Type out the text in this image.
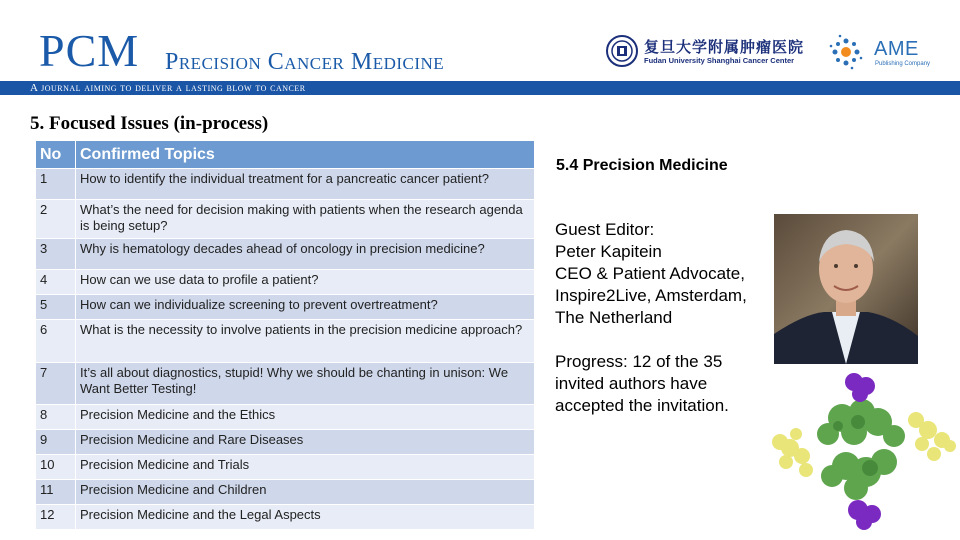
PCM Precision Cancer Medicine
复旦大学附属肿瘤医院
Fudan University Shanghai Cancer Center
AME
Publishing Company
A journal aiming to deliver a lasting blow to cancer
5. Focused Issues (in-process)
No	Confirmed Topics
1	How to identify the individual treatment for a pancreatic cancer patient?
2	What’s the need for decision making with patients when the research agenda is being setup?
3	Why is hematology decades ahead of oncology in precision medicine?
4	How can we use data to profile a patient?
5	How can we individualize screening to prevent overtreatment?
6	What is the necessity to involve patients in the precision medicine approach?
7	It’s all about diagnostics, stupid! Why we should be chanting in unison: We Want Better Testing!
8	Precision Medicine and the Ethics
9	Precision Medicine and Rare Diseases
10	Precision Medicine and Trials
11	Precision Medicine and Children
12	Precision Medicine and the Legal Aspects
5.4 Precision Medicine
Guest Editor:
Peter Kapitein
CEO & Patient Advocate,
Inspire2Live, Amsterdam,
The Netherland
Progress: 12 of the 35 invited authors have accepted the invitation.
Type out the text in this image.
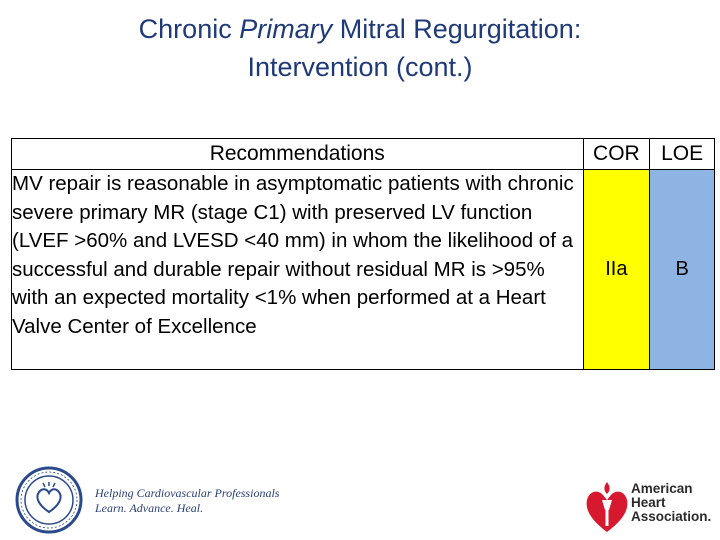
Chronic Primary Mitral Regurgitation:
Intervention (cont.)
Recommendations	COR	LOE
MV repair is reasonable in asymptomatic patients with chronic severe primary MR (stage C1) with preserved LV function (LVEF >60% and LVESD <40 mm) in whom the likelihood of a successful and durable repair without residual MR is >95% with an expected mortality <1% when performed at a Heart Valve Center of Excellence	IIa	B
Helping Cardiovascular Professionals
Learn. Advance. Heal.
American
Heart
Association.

* _What you will do_:
Copy out each line of the listing where the string "Center" appears.

* _Response area_:
Fudan University Shanghai Cancer Center
MV repair is reasonable in asymptomatic patients with chronic severe primary MR (stage C1) with preserved LV function (LVEF >60% and LVESD <40 mm) in whom the likelihood of a successful and durable repair without residual MR is >95% with an expected mortality <1% when performed at a Heart Valve Center of Excellence	IIa	B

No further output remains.